▶ [TEXTO PARA LEITURA]:
□ □ □ □ □ □ □

Segundo o professor, "a tradição dos presépios remonta ao período medieval. Na verdade, o primeiro presépio é o próprio nascimento de Jesus, ou seja, é o próprio fato. O que, na verdade, a gente tem poucos relatos e pouca cronologia já clara sobre quando foi." Ele explica que há algumas dúvidas sobre a data do nascimento de Jesus. "Alguns autores falam que foi em março, aí depois vem essa ideia de dezembro, para fechar um ciclo de um ano, que é começar um ano novo com um calendário litúrgico novo", detalha.
O surgimento dos primeiros presépios está associado aos monges beneditinos, explica Corso. "Os monges beneditinos já tinham o presépio nos mosteiros, mas esses presépios ficavam nos mosteiros e eram apenas para culto e devoção dos próprios monges. Eles não eram abertos ao público," afirma. A inovação que transformou o presépio em uma tradição amplamente popular aconteceu com São Francisco de Assis, quando ele criou o primeiro presépio aberto à população. "São Francisco de Assis, em 1223, pede a autorização do Papa, e ele vai fazer esse presépio numa cidade chamada Grécio, pequena cidade que fica próxima da cidade de Assis, na Itália", descreve.
Essa recriação foi inspirada no cenário de Belém, como uma forma de ilustrar a cena do nascimento de Jesus. "O que se destaca muito na ideia de presépio que vem de São Francisco de Assis e que permanece até hoje é a tentativa de teatralizar ou ilustrar o nascimento de Jesus por meio de um cenário montado", explica.
Simbologia
Corso enfatiza a simbologia presente no cenário do nascimento, principalmente com a menção ao contexto histórico de pobreza no local de nascimento de Jesus. "Esse local é um local de extrema pobreza, numa manjedoura, ou seja, numa estrebaria, um local próprio para os animais." Segundo ele, esse elemento tem uma forte mensagem simbólica, refletindo a ideia de Deus vindo ao mundo em uma situação de vulnerabilidade. “Ou seja, inclusive os próprios judeus, quando imaginavam a vinda de um Messias, ou imaginavam uma figura de um rei, uma figura de alguém poderoso. E esse Deus não vem dessa forma”, acrescenta.
Essa narrativa, conforme o professor, traz uma reflexão importante sobre a sociedade. "Inclusive Francisco está trazendo isso também, de um Deus que está se encarnando como um humano, mas num cenário de pobreza, onde ninguém esperava isso." Ele também conecta essa mensagem à ideia da migração e da fuga, comparando a realidade do nascimento de Jesus a muitos cenários contemporâneos: "É interessante que a gente possa refletir essa realidade de hoje, que é muito grande, de muitas pessoas no mundo inteiro, pessoas que têm que fugir, por algum motivo, fugir do seu país, fugir da sua cidade, por conta da fome, por conta da guerra", compara.

□ □ □ □ □ □ □

▶ [TAREFAS A FAZER]:
**a)** No texto sobre a origem dos presépios, em que ano São Francisco de Assis pediu autorização ao Papa para montar o presépio em Grécio?
**b)** Transforme em uma lista JSON de strings as linhas da listagem, do início dela até a linha que contém "axial-value-label: -1.3 [450, 139, 463, 148]", com uma string para cada linha e sem as linhas em branco.

□ □ □ □ □ □ □

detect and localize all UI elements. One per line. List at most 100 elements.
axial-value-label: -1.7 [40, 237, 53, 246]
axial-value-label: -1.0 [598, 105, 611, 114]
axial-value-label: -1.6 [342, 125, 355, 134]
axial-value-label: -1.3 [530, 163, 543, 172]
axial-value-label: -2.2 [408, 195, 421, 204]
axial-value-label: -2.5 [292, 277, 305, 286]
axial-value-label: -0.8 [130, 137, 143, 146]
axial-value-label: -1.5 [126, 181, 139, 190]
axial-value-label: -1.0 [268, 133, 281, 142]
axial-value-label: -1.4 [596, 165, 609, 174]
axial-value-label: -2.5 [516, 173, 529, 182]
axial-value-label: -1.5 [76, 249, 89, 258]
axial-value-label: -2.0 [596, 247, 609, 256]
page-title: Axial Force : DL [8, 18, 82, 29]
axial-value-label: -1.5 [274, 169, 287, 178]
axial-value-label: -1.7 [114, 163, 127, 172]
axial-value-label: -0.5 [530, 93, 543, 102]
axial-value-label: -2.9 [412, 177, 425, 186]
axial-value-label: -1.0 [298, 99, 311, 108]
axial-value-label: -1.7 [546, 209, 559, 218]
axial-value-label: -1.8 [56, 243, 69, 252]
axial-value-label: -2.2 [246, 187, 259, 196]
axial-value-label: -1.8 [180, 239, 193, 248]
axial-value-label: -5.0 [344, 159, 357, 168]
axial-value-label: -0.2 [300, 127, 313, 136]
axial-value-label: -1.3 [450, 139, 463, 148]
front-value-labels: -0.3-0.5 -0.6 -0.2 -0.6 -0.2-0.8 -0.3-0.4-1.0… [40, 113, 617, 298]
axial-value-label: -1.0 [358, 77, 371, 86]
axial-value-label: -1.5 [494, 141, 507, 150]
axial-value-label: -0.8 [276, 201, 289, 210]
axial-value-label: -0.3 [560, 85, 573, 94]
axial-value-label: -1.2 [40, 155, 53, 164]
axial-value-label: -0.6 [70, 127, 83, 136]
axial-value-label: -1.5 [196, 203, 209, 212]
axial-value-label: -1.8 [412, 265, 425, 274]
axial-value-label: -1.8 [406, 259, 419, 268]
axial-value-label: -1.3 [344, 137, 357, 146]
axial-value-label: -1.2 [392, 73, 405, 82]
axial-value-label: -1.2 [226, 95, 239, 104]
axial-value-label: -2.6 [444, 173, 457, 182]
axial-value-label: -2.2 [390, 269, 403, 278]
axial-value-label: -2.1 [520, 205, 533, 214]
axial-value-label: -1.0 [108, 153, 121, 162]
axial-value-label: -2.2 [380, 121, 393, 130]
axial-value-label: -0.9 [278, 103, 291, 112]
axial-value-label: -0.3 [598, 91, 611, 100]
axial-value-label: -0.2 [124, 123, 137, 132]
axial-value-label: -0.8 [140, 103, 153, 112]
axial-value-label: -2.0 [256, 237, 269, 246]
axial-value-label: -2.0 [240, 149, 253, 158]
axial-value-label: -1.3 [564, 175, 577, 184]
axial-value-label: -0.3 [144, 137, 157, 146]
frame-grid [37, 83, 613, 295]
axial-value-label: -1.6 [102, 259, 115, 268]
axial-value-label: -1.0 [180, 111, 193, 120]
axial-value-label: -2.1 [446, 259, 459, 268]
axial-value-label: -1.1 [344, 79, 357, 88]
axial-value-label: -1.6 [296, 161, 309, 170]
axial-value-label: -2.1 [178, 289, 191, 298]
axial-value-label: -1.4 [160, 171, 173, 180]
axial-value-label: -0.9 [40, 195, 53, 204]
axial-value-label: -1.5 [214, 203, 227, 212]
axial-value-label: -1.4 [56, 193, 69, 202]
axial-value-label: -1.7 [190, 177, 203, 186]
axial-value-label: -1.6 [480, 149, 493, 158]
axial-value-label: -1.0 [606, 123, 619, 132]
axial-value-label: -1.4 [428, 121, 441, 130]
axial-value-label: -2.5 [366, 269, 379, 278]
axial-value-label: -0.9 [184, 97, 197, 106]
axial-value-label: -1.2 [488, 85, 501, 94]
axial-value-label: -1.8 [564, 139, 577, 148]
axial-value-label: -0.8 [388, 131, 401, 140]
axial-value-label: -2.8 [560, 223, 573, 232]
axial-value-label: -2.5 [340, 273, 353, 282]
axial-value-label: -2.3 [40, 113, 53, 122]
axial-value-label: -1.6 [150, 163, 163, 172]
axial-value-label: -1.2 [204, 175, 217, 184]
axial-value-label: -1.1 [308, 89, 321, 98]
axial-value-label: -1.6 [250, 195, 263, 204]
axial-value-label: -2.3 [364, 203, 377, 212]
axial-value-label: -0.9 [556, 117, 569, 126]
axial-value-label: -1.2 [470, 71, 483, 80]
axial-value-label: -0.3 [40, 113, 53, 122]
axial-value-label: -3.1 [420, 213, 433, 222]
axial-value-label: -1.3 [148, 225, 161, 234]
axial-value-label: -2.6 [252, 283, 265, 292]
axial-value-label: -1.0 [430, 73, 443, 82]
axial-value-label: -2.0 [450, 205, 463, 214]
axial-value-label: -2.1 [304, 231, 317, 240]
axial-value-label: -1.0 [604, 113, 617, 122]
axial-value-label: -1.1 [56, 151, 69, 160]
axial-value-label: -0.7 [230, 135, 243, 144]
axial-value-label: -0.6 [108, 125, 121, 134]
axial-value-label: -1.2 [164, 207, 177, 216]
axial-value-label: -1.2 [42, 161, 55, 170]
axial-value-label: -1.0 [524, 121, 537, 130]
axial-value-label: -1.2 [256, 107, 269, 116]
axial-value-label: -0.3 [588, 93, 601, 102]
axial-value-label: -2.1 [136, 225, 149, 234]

□ □ □ □ □ □ □

▶ [RESPOSTAS DO EXERCÍCIO]:
**a)** Em 1223.

**b)**
[
  "detect and localize all UI elements. One per line. List at most 100 elements.",
  "axial-value-label: -1.7 [40, 237, 53, 246]",
  "axial-value-label: -1.0 [598, 105, 611, 114]",
  "axial-value-label: -1.6 [342, 125, 355, 134]",
  "axial-value-label: -1.3 [530, 163, 543, 172]",
  "axial-value-label: -2.2 [408, 195, 421, 204]",
  "axial-value-label: -2.5 [292, 277, 305, 286]",
  "axial-value-label: -0.8 [130, 137, 143, 146]",
  "axial-value-label: -1.5 [126, 181, 139, 190]",
  "axial-value-label: -1.0 [268, 133, 281, 142]",
  "axial-value-label: -1.4 [596, 165, 609, 174]",
  "axial-value-label: -2.5 [516, 173, 529, 182]",
  "axial-value-label: -1.5 [76, 249, 89, 258]",
  "axial-value-label: -2.0 [596, 247, 609, 256]",
  "page-title: Axial Force : DL [8, 18, 82, 29]",
  "axial-value-label: -1.5 [274, 169, 287, 178]",
  "axial-value-label: -1.7 [114, 163, 127, 172]",
  "axial-value-label: -0.5 [530, 93, 543, 102]",
  "axial-value-label: -2.9 [412, 177, 425, 186]",
  "axial-value-label: -1.0 [298, 99, 311, 108]",
  "axial-value-label: -1.7 [546, 209, 559, 218]",
  "axial-value-label: -1.8 [56, 243, 69, 252]",
  "axial-value-label: -2.2 [246, 187, 259, 196]",
  "axial-value-label: -1.8 [180, 239, 193, 248]",
  "axial-value-label: -5.0 [344, 159, 357, 168]",
  "axial-value-label: -0.2 [300, 127, 313, 136]",
  "axial-value-label: -1.3 [450, 139, 463, 148]"
]